• **Goal of the exercise**
Output, word for word, the line that contains "Output a JSON" and all lines following it to the end of the listing. Drop the pictures.
<<<<
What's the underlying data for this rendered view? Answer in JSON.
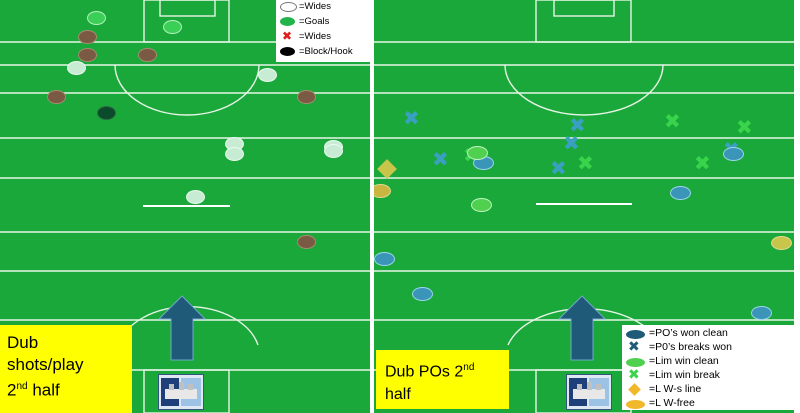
{
  "colors": {
    "pitch": "#1aa83a",
    "line": "#e6f5e6",
    "arrow": "#1f5a78",
    "label_bg": "#ffff00",
    "wide_white": "#c7ecd3",
    "goal_green": "#3ccf57",
    "point_brown": "#7a5a43",
    "block_dark": "#0b4a2a",
    "po_clean_blue": "#3b95b8",
    "po_break_x": "#3aa0c0",
    "lim_clean_green": "#4fd04f",
    "lim_break_x": "#39d44b",
    "lw_line_diamond": "#c8c64a",
    "lw_free_gold": "#c8b640"
  },
  "left_panel": {
    "label_line1": "Dub",
    "label_line2": "shots/play",
    "label_line3_pre": "2",
    "label_line3_sup": "nd",
    "label_line3_post": " half",
    "legend": [
      {
        "text": "=Wides",
        "icon": "white-circle"
      },
      {
        "text": "=Goals",
        "icon": "green-circle"
      },
      {
        "text": "=Wides",
        "icon": "red-x"
      },
      {
        "text": "=Block/Hook",
        "icon": "black-circle"
      }
    ]
  },
  "right_panel": {
    "label_line1_pre": "Dub POs 2",
    "label_line1_sup": "nd",
    "label_line2": "half",
    "legend": [
      {
        "text": "=PO’s won clean",
        "icon": "blue-ellipse"
      },
      {
        "text": "=P0’s breaks won",
        "icon": "blue-x"
      },
      {
        "text": "=Lim win clean",
        "icon": "green-ellipse"
      },
      {
        "text": "=Lim win break",
        "icon": "green-x"
      },
      {
        "text": "=L W-s line",
        "icon": "gold-diamond"
      },
      {
        "text": "=L W-free",
        "icon": "gold-ellipse"
      }
    ]
  }
}
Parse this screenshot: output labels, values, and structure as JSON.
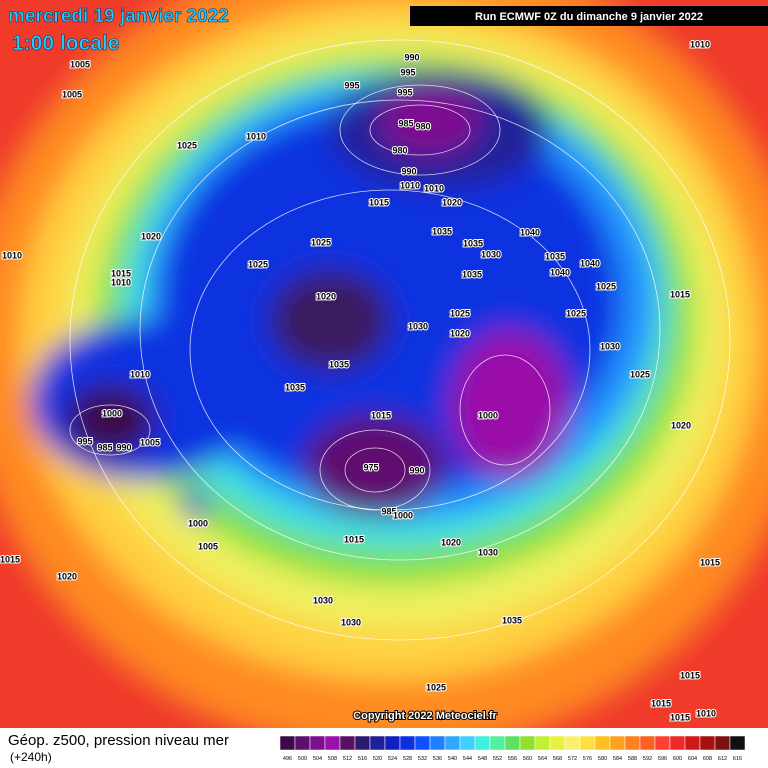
{
  "header": {
    "date": "mercredi 19 janvier 2022",
    "time": "1:00 locale",
    "run": "Run ECMWF 0Z du dimanche 9 janvier 2022"
  },
  "footer": {
    "field": "Géop. z500, pression niveau mer",
    "step": "(+240h)",
    "copyright": "Copyright 2022 Meteociel.fr"
  },
  "legend": {
    "values": [
      "496",
      "500",
      "504",
      "508",
      "512",
      "516",
      "520",
      "524",
      "528",
      "532",
      "536",
      "540",
      "544",
      "548",
      "552",
      "556",
      "560",
      "564",
      "568",
      "572",
      "576",
      "580",
      "584",
      "588",
      "592",
      "596",
      "600",
      "604",
      "608",
      "612",
      "616"
    ],
    "colors": [
      "#3c0a4a",
      "#5e0f6e",
      "#7e1090",
      "#9a10a8",
      "#5a1060",
      "#2a1a70",
      "#20209a",
      "#1020c0",
      "#0a30e0",
      "#1050ff",
      "#2080ff",
      "#30a8ff",
      "#40d0ff",
      "#40f0e0",
      "#50f0a0",
      "#60e060",
      "#90e030",
      "#c0f030",
      "#e8f040",
      "#f8f070",
      "#ffe040",
      "#ffc020",
      "#ffa020",
      "#ff8020",
      "#ff6020",
      "#ff4030",
      "#f02828",
      "#d01818",
      "#a81010",
      "#801010",
      "#101010"
    ]
  },
  "pressure_labels": [
    "1010",
    "1005",
    "1005",
    "990",
    "995",
    "995",
    "995",
    "985",
    "980",
    "1010",
    "1025",
    "980",
    "990",
    "1010",
    "1010",
    "1015",
    "1020",
    "1035",
    "1040",
    "1020",
    "1025",
    "1035",
    "1030",
    "1035",
    "1010",
    "1025",
    "1015",
    "1010",
    "1035",
    "1040",
    "1040",
    "1025",
    "1020",
    "1015",
    "1025",
    "1025",
    "1030",
    "1020",
    "1030",
    "1010",
    "1035",
    "1035",
    "1025",
    "1000",
    "1015",
    "1000",
    "1020",
    "995",
    "985",
    "990",
    "1005",
    "975",
    "990",
    "1000",
    "985",
    "1000",
    "1005",
    "1015",
    "1020",
    "1030",
    "1015",
    "1015",
    "1020",
    "1030",
    "1030",
    "1035",
    "1025",
    "1015",
    "1015",
    "1010",
    "1015"
  ]
}
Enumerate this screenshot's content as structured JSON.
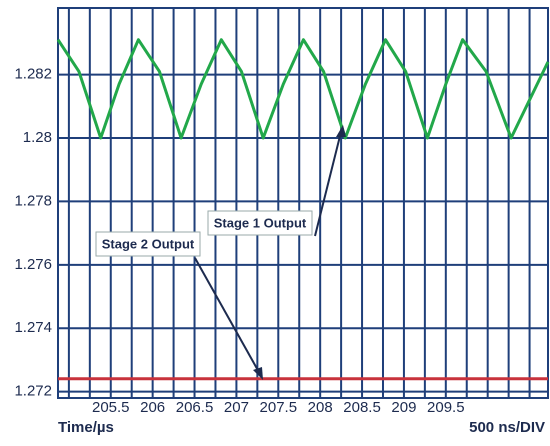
{
  "chart_data": {
    "type": "line",
    "xlabel": "Time/µs",
    "scale_note": "500 ns/DIV",
    "xlim": [
      204.87,
      210.72
    ],
    "ylim": [
      1.2718,
      1.2841
    ],
    "xticks": [
      205.5,
      206,
      206.5,
      207,
      207.5,
      208,
      208.5,
      209,
      209.5
    ],
    "xgrid": [
      205.0,
      205.25,
      205.5,
      205.75,
      206,
      206.25,
      206.5,
      206.75,
      207,
      207.25,
      207.5,
      207.75,
      208,
      208.25,
      208.5,
      208.75,
      209,
      209.25,
      209.5,
      209.75,
      210,
      210.25,
      210.5
    ],
    "yticks": [
      1.282,
      1.28,
      1.278,
      1.276,
      1.274,
      1.272
    ],
    "grid": true,
    "grid_color": "#1f3f7a",
    "series": [
      {
        "name": "Stage 1 Output",
        "color": "#22a84a",
        "x": [
          204.87,
          205.12,
          205.38,
          205.6,
          205.83,
          206.08,
          206.34,
          206.58,
          206.82,
          207.06,
          207.32,
          207.56,
          207.8,
          208.04,
          208.3,
          208.54,
          208.78,
          209.02,
          209.28,
          209.5,
          209.7,
          209.98,
          210.28,
          210.72
        ],
        "values": [
          1.2831,
          1.2821,
          1.28,
          1.2817,
          1.2831,
          1.2821,
          1.28,
          1.2817,
          1.2831,
          1.2821,
          1.28,
          1.2817,
          1.2831,
          1.2821,
          1.28,
          1.2817,
          1.2831,
          1.2821,
          1.28,
          1.2817,
          1.2831,
          1.2821,
          1.28,
          1.2824
        ]
      },
      {
        "name": "Stage 2 Output",
        "color": "#c8323c",
        "x": [
          204.87,
          210.72
        ],
        "values": [
          1.27241,
          1.27241
        ]
      }
    ]
  }
}
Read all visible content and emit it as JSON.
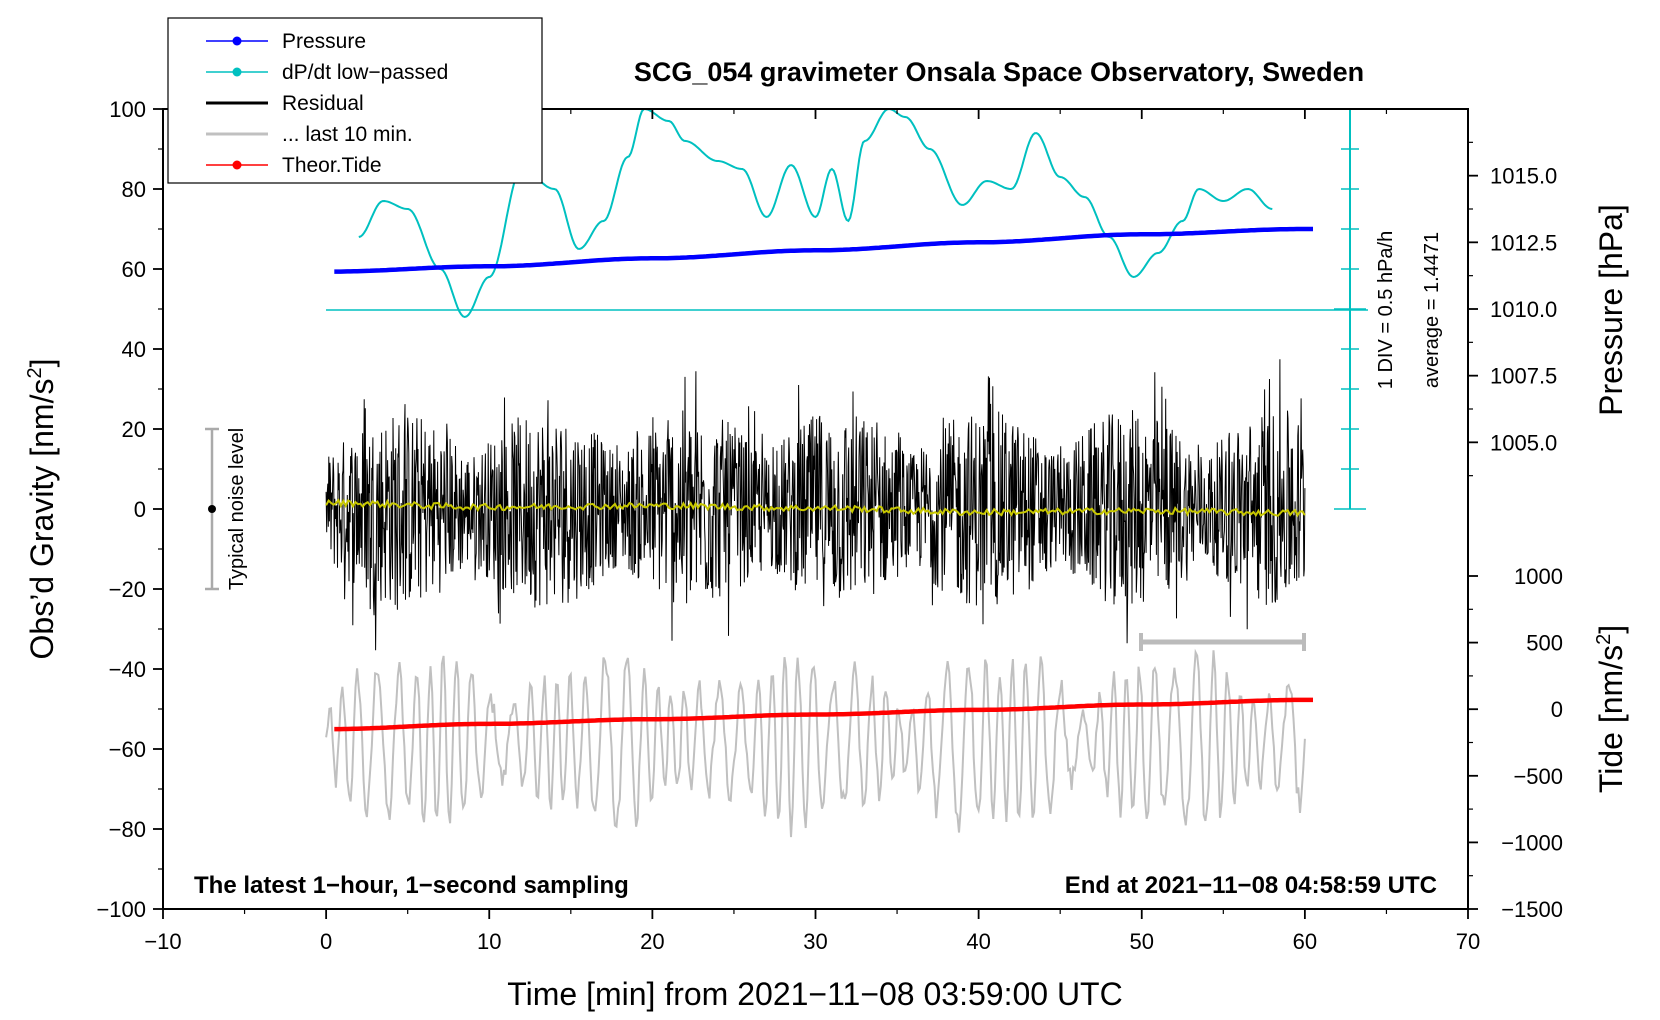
{
  "chart_data": {
    "type": "line",
    "title": "SCG_054 gravimeter Onsala Space Observatory, Sweden",
    "xlabel": "Time [min] from 2021−11−08 03:59:00 UTC",
    "ylabel_left": "Obs’d Gravity [nm/s",
    "ylabel_left_sup": "2",
    "ylabel_left_close": "]",
    "ylabel_right_top": "Pressure [hPa]",
    "ylabel_right_bottom": "Tide [nm/s",
    "ylabel_right_bottom_sup": "2",
    "ylabel_right_bottom_close": "]",
    "xlim": [
      -10,
      70
    ],
    "ylim_left": [
      -100,
      100
    ],
    "x_ticks": [
      "−10",
      "0",
      "10",
      "20",
      "30",
      "40",
      "50",
      "60",
      "70"
    ],
    "x_tick_values": [
      -10,
      0,
      10,
      20,
      30,
      40,
      50,
      60,
      70
    ],
    "y_left_ticks": [
      "100",
      "80",
      "60",
      "40",
      "20",
      "0",
      "−20",
      "−40",
      "−60",
      "−80",
      "−100"
    ],
    "y_left_tick_values": [
      100,
      80,
      60,
      40,
      20,
      0,
      -20,
      -40,
      -60,
      -80,
      -100
    ],
    "pressure_axis": {
      "range_hpa": [
        1002.5,
        1017.5
      ],
      "ticks": [
        "1015.0",
        "1012.5",
        "1010.0",
        "1007.5",
        "1005.0"
      ],
      "tick_values": [
        1015.0,
        1012.5,
        1010.0,
        1007.5,
        1005.0
      ]
    },
    "tide_axis": {
      "range": [
        -1500,
        1000
      ],
      "ticks": [
        "1000",
        "500",
        "0",
        "−500",
        "−1000",
        "−1500"
      ],
      "tick_values": [
        1000,
        500,
        0,
        -500,
        -1000,
        -1500
      ]
    },
    "series": [
      {
        "name": "Pressure",
        "color": "#0000ff",
        "axis": "pressure",
        "x": [
          0,
          10,
          20,
          30,
          40,
          50,
          60
        ],
        "values": [
          1011.4,
          1011.6,
          1011.9,
          1012.2,
          1012.5,
          1012.8,
          1013.0
        ]
      },
      {
        "name": "dP/dt low−passed",
        "color": "#00c0c0",
        "axis": "left",
        "x": [
          2,
          3.5,
          5,
          7,
          8.5,
          10,
          12,
          14,
          15.5,
          17,
          18.5,
          19.5,
          21,
          22,
          24,
          25.5,
          27,
          28.5,
          30,
          31,
          32,
          33,
          34.5,
          35.5,
          37,
          39,
          40.5,
          42,
          43.5,
          45,
          46.5,
          48,
          49.5,
          51,
          52.5,
          53.5,
          55,
          56.5,
          58
        ],
        "values": [
          68,
          77,
          75,
          60,
          48,
          58,
          85,
          80,
          65,
          72,
          88,
          100,
          97,
          92,
          87,
          85,
          73,
          86,
          73,
          85,
          72,
          92,
          100,
          98,
          90,
          76,
          82,
          80,
          94,
          83,
          78,
          68,
          58,
          64,
          72,
          80,
          77,
          80,
          75
        ]
      },
      {
        "name": "Residual",
        "color": "#000000",
        "axis": "left",
        "x": [
          0,
          60
        ],
        "values": [
          0,
          0
        ],
        "approx_amplitude": 25
      },
      {
        "name": "... last 10 min.",
        "color": "#c0c0c0",
        "axis": "left",
        "x": [
          0,
          60
        ],
        "values": [
          -55,
          -55
        ],
        "approx_amplitude": 12
      },
      {
        "name": "Theor.Tide",
        "color": "#ff0000",
        "axis": "tide",
        "x": [
          0,
          10,
          20,
          30,
          40,
          50,
          60
        ],
        "values": [
          -150,
          -110,
          -75,
          -40,
          -5,
          35,
          70
        ]
      }
    ],
    "residual_smooth": {
      "color": "#c8c800",
      "x": [
        0,
        10,
        20,
        30,
        40,
        50,
        60
      ],
      "values": [
        1.5,
        0.5,
        0.8,
        0.2,
        -0.8,
        -0.5,
        -1
      ]
    },
    "legend": [
      {
        "label": "Pressure",
        "color": "#0000ff",
        "marker": true
      },
      {
        "label": "dP/dt low−passed",
        "color": "#00c0c0",
        "marker": true
      },
      {
        "label": "Residual",
        "color": "#000000",
        "marker": false
      },
      {
        "label": "... last 10 min.",
        "color": "#c0c0c0",
        "marker": false
      },
      {
        "label": "Theor.Tide",
        "color": "#ff0000",
        "marker": true
      }
    ],
    "legend_position": "top-left",
    "dpdt_scale_label": "1 DIV = 0.5 hPa/h",
    "dpdt_average_label": "average = 1.4471",
    "noise_label": "Typical noise level",
    "bottom_left_note": "The latest 1−hour, 1−second sampling",
    "bottom_right_note": "End at 2021−11−08 04:58:59 UTC"
  }
}
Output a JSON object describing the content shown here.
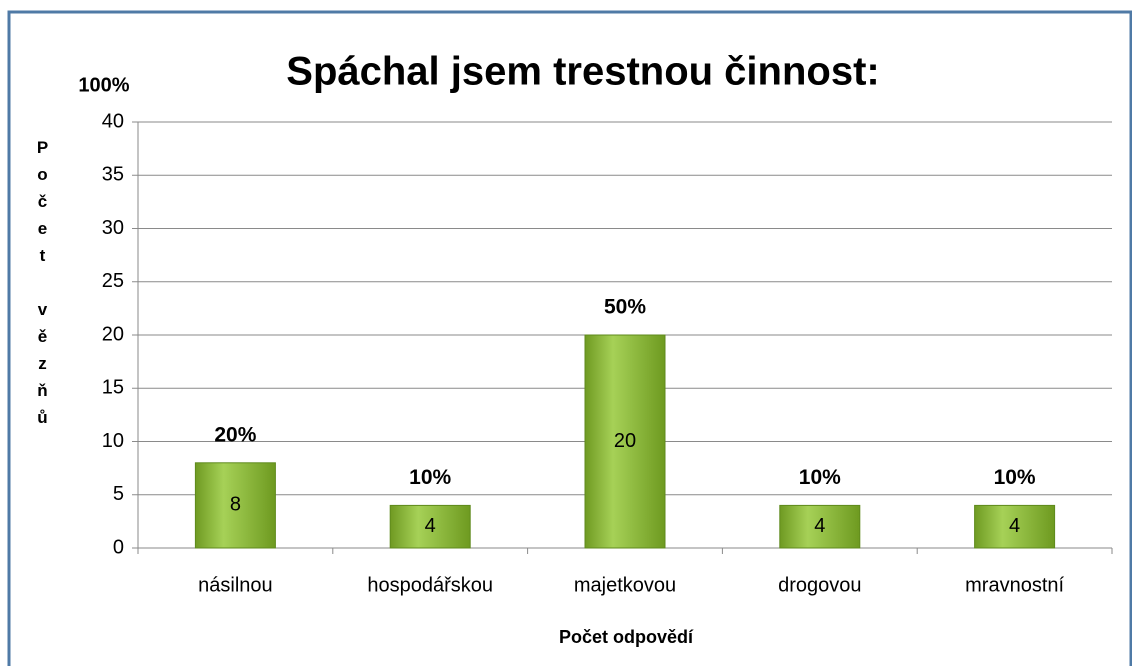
{
  "chart_data": {
    "type": "bar",
    "title": "Spáchal jsem trestnou činnost:",
    "annotation": "100%",
    "ylabel": "Počet vězňů",
    "xlabel": "Počet odpovědí",
    "categories": [
      "násilnou",
      "hospodářskou",
      "majetkovou",
      "drogovou",
      "mravnostní"
    ],
    "values": [
      8,
      4,
      20,
      4,
      4
    ],
    "percent_labels": [
      "20%",
      "10%",
      "50%",
      "10%",
      "10%"
    ],
    "color": "#8cbb34",
    "ylim": [
      0,
      40
    ],
    "yticks": [
      0,
      5,
      10,
      15,
      20,
      25,
      30,
      35,
      40
    ],
    "grid": true
  }
}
>>>>
• **Answer in full**
Output a JSON object describing the content shown here.
{
  "chart_data": {
    "type": "bar",
    "title": "Spáchal jsem trestnou činnost:",
    "annotation": "100%",
    "ylabel": "Počet vězňů",
    "xlabel": "Počet odpovědí",
    "categories": [
      "násilnou",
      "hospodářskou",
      "majetkovou",
      "drogovou",
      "mravnostní"
    ],
    "values": [
      8,
      4,
      20,
      4,
      4
    ],
    "percent_labels": [
      "20%",
      "10%",
      "50%",
      "10%",
      "10%"
    ],
    "color": "#8cbb34",
    "ylim": [
      0,
      40
    ],
    "yticks": [
      0,
      5,
      10,
      15,
      20,
      25,
      30,
      35,
      40
    ],
    "grid": true
  }
}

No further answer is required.